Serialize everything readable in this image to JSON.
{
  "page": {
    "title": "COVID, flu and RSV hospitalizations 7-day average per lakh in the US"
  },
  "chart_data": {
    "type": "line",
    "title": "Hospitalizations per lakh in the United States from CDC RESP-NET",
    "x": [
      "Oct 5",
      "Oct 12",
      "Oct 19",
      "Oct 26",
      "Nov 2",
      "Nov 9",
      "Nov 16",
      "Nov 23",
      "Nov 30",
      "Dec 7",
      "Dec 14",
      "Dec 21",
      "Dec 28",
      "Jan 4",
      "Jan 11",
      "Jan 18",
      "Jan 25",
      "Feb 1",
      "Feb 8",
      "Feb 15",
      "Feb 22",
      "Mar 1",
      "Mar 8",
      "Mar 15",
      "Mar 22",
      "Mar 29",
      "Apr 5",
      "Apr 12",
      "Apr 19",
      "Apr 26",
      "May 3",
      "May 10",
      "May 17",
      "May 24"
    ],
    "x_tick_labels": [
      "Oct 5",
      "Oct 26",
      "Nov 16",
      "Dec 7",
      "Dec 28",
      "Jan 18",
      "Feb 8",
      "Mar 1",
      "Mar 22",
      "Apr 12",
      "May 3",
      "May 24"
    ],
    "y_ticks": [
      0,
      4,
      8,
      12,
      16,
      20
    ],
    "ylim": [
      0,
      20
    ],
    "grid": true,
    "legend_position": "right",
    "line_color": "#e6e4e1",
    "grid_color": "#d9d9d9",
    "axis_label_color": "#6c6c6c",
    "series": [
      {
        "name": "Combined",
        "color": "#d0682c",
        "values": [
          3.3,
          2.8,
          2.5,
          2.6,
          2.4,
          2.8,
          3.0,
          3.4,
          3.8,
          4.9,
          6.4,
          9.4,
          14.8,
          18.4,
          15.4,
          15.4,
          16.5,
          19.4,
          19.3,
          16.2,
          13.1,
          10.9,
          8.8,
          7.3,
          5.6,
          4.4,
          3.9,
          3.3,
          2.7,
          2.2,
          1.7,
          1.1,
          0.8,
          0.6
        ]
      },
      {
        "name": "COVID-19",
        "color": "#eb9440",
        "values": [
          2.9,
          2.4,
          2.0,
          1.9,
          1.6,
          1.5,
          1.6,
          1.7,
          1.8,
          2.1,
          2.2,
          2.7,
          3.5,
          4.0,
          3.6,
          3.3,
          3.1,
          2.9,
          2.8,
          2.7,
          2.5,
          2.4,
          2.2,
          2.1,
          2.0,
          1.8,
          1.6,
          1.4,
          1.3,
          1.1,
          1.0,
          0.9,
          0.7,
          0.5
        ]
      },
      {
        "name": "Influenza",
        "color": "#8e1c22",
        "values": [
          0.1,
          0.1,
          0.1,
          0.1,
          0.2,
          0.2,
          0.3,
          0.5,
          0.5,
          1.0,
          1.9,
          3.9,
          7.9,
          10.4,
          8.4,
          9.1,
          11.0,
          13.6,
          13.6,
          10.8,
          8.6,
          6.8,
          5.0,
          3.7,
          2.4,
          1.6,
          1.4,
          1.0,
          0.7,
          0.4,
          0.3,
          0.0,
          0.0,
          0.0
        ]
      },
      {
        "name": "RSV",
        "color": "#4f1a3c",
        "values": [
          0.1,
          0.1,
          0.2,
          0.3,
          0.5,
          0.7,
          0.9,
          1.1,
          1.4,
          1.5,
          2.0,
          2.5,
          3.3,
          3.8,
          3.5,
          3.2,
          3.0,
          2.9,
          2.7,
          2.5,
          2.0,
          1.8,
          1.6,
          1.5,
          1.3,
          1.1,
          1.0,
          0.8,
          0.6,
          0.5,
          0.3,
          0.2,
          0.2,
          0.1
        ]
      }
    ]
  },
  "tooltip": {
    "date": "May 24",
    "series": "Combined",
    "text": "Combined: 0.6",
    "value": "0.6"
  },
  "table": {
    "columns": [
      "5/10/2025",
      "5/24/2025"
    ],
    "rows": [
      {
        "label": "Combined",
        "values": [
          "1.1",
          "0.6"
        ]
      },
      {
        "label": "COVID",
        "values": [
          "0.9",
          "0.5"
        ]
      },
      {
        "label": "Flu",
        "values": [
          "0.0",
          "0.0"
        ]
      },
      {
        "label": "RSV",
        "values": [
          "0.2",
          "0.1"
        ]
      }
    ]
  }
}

========

> _Written exercise_
Exactly as shown above, return every record.

> _Answer to this exercise_
Serialize everything readable in this image to JSON.
{
  "page": {
    "title": "COVID, flu and RSV hospitalizations 7-day average per lakh in the US"
  },
  "chart_data": {
    "type": "line",
    "title": "Hospitalizations per lakh in the United States from CDC RESP-NET",
    "x": [
      "Oct 5",
      "Oct 12",
      "Oct 19",
      "Oct 26",
      "Nov 2",
      "Nov 9",
      "Nov 16",
      "Nov 23",
      "Nov 30",
      "Dec 7",
      "Dec 14",
      "Dec 21",
      "Dec 28",
      "Jan 4",
      "Jan 11",
      "Jan 18",
      "Jan 25",
      "Feb 1",
      "Feb 8",
      "Feb 15",
      "Feb 22",
      "Mar 1",
      "Mar 8",
      "Mar 15",
      "Mar 22",
      "Mar 29",
      "Apr 5",
      "Apr 12",
      "Apr 19",
      "Apr 26",
      "May 3",
      "May 10",
      "May 17",
      "May 24"
    ],
    "x_tick_labels": [
      "Oct 5",
      "Oct 26",
      "Nov 16",
      "Dec 7",
      "Dec 28",
      "Jan 18",
      "Feb 8",
      "Mar 1",
      "Mar 22",
      "Apr 12",
      "May 3",
      "May 24"
    ],
    "y_ticks": [
      0,
      4,
      8,
      12,
      16,
      20
    ],
    "ylim": [
      0,
      20
    ],
    "grid": true,
    "legend_position": "right",
    "line_color": "#e6e4e1",
    "grid_color": "#d9d9d9",
    "axis_label_color": "#6c6c6c",
    "series": [
      {
        "name": "Combined",
        "color": "#d0682c",
        "values": [
          3.3,
          2.8,
          2.5,
          2.6,
          2.4,
          2.8,
          3.0,
          3.4,
          3.8,
          4.9,
          6.4,
          9.4,
          14.8,
          18.4,
          15.4,
          15.4,
          16.5,
          19.4,
          19.3,
          16.2,
          13.1,
          10.9,
          8.8,
          7.3,
          5.6,
          4.4,
          3.9,
          3.3,
          2.7,
          2.2,
          1.7,
          1.1,
          0.8,
          0.6
        ]
      },
      {
        "name": "COVID-19",
        "color": "#eb9440",
        "values": [
          2.9,
          2.4,
          2.0,
          1.9,
          1.6,
          1.5,
          1.6,
          1.7,
          1.8,
          2.1,
          2.2,
          2.7,
          3.5,
          4.0,
          3.6,
          3.3,
          3.1,
          2.9,
          2.8,
          2.7,
          2.5,
          2.4,
          2.2,
          2.1,
          2.0,
          1.8,
          1.6,
          1.4,
          1.3,
          1.1,
          1.0,
          0.9,
          0.7,
          0.5
        ]
      },
      {
        "name": "Influenza",
        "color": "#8e1c22",
        "values": [
          0.1,
          0.1,
          0.1,
          0.1,
          0.2,
          0.2,
          0.3,
          0.5,
          0.5,
          1.0,
          1.9,
          3.9,
          7.9,
          10.4,
          8.4,
          9.1,
          11.0,
          13.6,
          13.6,
          10.8,
          8.6,
          6.8,
          5.0,
          3.7,
          2.4,
          1.6,
          1.4,
          1.0,
          0.7,
          0.4,
          0.3,
          0.0,
          0.0,
          0.0
        ]
      },
      {
        "name": "RSV",
        "color": "#4f1a3c",
        "values": [
          0.1,
          0.1,
          0.2,
          0.3,
          0.5,
          0.7,
          0.9,
          1.1,
          1.4,
          1.5,
          2.0,
          2.5,
          3.3,
          3.8,
          3.5,
          3.2,
          3.0,
          2.9,
          2.7,
          2.5,
          2.0,
          1.8,
          1.6,
          1.5,
          1.3,
          1.1,
          1.0,
          0.8,
          0.6,
          0.5,
          0.3,
          0.2,
          0.2,
          0.1
        ]
      }
    ]
  },
  "tooltip": {
    "date": "May 24",
    "series": "Combined",
    "text": "Combined: 0.6",
    "value": "0.6"
  },
  "table": {
    "columns": [
      "5/10/2025",
      "5/24/2025"
    ],
    "rows": [
      {
        "label": "Combined",
        "values": [
          "1.1",
          "0.6"
        ]
      },
      {
        "label": "COVID",
        "values": [
          "0.9",
          "0.5"
        ]
      },
      {
        "label": "Flu",
        "values": [
          "0.0",
          "0.0"
        ]
      },
      {
        "label": "RSV",
        "values": [
          "0.2",
          "0.1"
        ]
      }
    ]
  }
}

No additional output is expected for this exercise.